Stated problem
Go through the listing and return every line with "this" in it.

Dataset rows
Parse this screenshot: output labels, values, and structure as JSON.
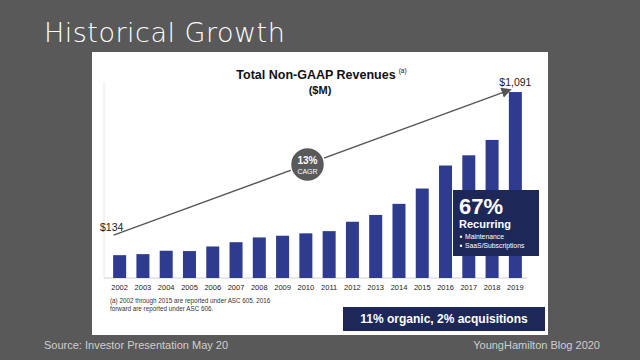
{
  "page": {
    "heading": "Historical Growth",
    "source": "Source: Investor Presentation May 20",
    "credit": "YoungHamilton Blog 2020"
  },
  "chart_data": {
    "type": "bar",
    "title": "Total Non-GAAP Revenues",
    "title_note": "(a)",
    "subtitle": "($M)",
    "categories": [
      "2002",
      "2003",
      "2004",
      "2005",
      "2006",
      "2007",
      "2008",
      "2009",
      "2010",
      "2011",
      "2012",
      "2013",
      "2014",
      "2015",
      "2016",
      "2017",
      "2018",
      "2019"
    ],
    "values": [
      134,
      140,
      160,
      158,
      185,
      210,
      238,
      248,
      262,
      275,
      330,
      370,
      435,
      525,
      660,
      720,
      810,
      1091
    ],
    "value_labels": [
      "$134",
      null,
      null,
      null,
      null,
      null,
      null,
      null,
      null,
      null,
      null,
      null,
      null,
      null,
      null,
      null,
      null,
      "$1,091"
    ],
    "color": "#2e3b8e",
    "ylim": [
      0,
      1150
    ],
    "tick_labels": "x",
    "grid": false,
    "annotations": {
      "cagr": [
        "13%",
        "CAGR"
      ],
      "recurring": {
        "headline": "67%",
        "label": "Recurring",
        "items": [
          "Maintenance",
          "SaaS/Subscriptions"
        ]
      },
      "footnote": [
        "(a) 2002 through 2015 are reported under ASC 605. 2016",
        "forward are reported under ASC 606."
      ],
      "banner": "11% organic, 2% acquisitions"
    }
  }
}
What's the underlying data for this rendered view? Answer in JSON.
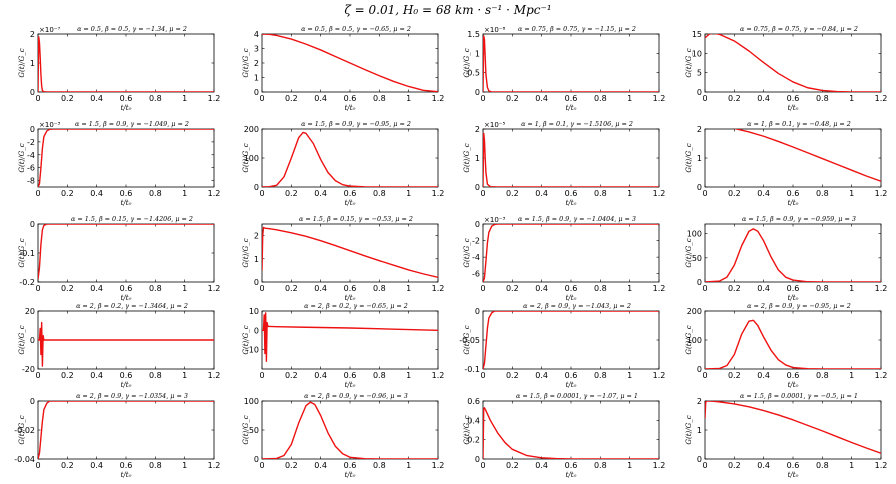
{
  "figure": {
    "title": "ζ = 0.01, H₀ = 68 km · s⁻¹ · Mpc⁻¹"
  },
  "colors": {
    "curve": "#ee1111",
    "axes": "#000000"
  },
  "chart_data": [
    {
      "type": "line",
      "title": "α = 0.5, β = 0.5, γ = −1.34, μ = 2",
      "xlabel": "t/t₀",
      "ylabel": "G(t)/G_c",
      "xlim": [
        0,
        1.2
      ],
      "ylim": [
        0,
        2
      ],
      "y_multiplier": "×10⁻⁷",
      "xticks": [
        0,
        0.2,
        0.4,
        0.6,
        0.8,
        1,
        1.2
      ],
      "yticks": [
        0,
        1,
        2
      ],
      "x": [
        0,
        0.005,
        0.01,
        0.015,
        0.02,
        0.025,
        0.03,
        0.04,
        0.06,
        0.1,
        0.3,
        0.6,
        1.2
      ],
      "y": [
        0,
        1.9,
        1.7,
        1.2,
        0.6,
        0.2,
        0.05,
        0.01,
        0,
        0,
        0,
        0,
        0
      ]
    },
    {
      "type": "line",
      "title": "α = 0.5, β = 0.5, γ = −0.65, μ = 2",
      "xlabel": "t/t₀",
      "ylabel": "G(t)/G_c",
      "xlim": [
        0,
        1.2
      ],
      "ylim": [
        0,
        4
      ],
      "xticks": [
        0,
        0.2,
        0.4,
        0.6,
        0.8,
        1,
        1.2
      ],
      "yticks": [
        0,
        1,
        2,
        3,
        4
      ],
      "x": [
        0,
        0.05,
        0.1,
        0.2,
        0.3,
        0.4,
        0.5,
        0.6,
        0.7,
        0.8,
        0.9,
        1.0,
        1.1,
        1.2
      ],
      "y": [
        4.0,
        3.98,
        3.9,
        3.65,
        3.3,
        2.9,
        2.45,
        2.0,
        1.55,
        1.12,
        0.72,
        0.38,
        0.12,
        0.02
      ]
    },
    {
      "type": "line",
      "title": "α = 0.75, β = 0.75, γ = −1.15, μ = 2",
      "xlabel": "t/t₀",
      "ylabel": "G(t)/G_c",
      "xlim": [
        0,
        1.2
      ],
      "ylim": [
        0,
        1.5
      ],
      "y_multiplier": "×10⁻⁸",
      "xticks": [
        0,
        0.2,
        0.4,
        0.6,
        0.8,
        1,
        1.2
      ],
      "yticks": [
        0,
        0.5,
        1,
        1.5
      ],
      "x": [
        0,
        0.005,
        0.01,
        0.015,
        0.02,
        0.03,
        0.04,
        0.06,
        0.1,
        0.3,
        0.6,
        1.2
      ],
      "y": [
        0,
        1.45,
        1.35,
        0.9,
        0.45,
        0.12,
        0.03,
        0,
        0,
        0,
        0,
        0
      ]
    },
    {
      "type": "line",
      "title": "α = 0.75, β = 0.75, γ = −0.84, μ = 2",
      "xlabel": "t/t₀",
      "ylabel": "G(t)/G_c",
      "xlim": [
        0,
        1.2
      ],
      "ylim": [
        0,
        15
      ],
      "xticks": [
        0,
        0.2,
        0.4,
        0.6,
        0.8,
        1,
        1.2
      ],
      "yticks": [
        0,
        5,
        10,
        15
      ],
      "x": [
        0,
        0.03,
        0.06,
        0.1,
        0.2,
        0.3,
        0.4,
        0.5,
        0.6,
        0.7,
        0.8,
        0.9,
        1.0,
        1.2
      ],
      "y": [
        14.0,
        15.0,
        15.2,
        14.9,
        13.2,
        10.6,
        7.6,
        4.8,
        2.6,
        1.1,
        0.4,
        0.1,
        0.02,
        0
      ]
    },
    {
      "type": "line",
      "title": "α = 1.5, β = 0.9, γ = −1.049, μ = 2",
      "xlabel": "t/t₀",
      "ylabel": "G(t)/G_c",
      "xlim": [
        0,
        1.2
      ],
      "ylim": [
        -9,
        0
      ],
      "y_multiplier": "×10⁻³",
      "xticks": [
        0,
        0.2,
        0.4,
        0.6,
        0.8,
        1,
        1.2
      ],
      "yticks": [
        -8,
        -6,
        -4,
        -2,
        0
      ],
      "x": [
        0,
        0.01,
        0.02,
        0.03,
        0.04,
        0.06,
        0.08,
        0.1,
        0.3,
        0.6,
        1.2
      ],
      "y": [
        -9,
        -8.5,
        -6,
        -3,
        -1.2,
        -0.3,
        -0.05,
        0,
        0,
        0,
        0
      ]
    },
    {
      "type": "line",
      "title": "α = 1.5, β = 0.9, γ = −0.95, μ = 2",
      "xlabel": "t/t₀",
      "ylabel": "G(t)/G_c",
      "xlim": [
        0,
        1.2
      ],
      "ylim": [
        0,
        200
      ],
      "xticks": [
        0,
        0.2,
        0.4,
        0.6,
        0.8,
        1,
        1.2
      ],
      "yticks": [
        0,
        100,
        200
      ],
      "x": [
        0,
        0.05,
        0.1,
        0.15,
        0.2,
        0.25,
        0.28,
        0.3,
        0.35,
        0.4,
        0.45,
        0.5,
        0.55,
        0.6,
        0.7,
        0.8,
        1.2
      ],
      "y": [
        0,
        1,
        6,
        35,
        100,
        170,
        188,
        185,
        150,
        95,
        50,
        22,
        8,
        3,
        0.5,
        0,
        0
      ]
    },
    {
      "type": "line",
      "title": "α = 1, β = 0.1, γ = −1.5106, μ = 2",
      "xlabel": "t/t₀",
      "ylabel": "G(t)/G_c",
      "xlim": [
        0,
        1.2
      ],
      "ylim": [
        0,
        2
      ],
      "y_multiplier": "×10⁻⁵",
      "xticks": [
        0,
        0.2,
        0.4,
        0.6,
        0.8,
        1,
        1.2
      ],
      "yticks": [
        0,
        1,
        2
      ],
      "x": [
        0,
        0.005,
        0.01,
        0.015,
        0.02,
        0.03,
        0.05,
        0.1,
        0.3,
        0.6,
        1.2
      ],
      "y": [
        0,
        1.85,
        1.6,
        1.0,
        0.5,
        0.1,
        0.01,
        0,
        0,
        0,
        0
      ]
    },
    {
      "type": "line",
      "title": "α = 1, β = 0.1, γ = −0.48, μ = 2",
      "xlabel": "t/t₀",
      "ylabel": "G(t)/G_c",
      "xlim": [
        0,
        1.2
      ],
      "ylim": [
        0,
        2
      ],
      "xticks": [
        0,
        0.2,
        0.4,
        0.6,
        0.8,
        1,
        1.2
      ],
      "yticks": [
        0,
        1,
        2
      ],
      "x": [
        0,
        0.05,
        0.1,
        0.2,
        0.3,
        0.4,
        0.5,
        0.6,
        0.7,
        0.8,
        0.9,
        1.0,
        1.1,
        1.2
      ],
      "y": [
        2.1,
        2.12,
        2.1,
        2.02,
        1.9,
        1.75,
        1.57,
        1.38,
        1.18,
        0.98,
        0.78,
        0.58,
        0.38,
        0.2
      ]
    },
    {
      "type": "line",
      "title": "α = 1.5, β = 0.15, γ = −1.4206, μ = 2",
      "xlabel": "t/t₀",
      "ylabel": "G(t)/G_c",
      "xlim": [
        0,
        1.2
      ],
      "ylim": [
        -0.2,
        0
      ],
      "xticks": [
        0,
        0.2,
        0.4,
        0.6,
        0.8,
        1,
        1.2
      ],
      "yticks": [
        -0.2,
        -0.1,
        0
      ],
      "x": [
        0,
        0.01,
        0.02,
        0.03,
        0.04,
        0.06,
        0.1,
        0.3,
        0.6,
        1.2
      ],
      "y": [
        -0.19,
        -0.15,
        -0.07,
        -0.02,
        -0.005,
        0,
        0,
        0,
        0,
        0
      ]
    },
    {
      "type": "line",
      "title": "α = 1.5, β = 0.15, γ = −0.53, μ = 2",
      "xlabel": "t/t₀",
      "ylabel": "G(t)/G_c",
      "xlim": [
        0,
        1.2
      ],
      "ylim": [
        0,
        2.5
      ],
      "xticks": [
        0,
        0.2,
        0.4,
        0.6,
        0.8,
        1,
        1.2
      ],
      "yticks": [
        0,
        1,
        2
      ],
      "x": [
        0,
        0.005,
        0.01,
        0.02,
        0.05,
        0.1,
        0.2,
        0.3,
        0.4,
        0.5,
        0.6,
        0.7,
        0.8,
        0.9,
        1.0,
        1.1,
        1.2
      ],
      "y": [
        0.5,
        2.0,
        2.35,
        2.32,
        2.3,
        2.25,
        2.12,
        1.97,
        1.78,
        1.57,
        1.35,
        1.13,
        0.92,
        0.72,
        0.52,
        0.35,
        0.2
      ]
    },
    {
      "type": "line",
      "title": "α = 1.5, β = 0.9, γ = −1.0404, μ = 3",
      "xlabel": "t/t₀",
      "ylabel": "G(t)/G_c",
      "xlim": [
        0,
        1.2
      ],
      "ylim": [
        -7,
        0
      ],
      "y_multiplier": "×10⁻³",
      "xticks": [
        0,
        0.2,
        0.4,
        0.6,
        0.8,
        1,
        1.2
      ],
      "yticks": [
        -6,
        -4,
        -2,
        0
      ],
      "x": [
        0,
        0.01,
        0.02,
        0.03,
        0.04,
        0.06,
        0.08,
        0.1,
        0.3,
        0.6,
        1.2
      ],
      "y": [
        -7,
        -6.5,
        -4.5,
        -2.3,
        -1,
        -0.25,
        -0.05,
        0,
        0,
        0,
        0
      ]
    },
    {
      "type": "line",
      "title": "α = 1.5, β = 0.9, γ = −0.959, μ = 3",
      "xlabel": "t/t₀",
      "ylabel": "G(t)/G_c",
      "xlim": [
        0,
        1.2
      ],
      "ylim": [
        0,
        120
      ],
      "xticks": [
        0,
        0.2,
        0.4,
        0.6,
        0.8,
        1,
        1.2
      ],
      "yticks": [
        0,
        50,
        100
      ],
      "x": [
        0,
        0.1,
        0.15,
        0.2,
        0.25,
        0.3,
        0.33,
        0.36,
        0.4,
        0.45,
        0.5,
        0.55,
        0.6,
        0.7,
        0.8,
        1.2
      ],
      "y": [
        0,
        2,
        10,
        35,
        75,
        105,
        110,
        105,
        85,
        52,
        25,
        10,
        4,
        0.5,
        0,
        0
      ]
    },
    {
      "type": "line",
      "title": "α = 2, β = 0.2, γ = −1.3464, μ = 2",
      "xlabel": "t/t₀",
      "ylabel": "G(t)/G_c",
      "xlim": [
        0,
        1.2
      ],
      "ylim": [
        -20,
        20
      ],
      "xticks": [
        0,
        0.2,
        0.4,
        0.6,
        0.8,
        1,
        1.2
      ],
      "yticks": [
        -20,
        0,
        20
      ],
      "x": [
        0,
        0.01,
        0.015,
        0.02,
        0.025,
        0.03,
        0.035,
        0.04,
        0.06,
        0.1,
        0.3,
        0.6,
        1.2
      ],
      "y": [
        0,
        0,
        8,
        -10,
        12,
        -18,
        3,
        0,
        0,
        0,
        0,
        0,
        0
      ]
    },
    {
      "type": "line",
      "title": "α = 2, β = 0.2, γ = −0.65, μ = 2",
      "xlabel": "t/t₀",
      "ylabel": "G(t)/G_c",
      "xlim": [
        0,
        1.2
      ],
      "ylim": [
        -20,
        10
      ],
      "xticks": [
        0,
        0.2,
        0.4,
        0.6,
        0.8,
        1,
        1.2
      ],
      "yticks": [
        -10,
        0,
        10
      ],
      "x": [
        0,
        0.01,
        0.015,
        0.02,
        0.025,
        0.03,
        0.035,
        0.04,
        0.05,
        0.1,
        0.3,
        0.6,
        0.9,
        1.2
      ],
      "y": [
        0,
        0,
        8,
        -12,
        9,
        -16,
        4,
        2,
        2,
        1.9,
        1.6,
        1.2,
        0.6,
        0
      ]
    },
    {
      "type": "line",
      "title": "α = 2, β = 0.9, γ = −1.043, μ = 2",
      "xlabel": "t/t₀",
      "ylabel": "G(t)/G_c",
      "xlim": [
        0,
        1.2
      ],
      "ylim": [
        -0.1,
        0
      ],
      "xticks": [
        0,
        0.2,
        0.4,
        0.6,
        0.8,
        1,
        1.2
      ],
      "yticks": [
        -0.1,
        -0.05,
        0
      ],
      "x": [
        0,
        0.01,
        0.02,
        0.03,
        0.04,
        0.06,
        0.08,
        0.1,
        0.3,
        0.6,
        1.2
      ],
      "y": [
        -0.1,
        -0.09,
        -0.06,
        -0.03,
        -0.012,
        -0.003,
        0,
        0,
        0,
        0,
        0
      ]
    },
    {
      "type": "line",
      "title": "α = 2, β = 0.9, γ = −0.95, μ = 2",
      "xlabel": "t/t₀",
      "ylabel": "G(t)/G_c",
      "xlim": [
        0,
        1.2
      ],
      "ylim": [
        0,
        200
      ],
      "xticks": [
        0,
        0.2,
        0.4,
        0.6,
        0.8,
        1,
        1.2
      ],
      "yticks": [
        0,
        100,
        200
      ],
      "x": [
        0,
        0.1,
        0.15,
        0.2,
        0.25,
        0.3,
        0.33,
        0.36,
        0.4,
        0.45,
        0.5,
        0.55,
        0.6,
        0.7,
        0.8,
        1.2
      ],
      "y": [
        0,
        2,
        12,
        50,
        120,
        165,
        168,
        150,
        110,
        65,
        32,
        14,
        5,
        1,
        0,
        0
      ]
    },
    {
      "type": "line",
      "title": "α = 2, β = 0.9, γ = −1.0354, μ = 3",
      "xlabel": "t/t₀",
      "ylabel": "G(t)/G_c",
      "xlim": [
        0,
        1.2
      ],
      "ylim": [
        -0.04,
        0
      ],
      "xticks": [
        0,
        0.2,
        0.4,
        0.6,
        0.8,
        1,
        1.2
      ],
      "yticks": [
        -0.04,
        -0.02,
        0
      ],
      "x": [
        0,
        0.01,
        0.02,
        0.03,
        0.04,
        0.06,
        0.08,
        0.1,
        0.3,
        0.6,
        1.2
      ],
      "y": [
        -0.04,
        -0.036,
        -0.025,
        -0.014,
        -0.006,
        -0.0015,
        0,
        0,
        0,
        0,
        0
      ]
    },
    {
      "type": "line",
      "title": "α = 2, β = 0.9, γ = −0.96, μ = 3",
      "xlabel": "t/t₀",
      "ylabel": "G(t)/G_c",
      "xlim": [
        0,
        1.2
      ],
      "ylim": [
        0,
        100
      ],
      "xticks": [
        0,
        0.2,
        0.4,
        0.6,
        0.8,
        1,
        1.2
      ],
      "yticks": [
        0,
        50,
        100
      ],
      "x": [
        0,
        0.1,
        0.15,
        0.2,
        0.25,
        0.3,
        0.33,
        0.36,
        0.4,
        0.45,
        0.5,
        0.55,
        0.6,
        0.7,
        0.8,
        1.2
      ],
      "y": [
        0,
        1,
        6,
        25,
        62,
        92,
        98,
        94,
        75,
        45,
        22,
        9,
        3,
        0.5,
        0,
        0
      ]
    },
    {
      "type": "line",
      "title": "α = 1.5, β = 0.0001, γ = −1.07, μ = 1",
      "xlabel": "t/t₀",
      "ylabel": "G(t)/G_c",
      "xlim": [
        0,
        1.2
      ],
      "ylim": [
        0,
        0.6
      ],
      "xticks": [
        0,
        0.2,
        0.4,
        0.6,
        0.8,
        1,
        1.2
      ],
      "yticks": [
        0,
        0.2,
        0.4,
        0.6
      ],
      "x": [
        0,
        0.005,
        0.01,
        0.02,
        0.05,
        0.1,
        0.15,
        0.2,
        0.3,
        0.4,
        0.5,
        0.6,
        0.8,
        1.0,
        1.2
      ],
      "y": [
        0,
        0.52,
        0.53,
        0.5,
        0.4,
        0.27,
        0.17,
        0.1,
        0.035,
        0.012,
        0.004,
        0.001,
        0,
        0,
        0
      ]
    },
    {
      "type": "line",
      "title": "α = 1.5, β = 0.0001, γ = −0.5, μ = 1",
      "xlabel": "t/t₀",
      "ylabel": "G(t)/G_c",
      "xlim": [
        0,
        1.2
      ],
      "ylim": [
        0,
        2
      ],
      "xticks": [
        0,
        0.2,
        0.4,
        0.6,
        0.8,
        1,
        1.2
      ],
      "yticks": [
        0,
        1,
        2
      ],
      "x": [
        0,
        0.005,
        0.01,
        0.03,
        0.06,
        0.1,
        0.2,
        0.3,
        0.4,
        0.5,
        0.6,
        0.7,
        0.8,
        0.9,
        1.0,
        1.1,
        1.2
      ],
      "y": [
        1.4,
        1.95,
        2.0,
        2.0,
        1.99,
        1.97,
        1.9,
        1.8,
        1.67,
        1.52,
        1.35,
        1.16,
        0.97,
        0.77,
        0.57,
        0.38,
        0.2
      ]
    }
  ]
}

Complete response
Parse this screenshot: output labels, values, and structure as JSON.
What's the underlying data for this rendered view? Answer in JSON.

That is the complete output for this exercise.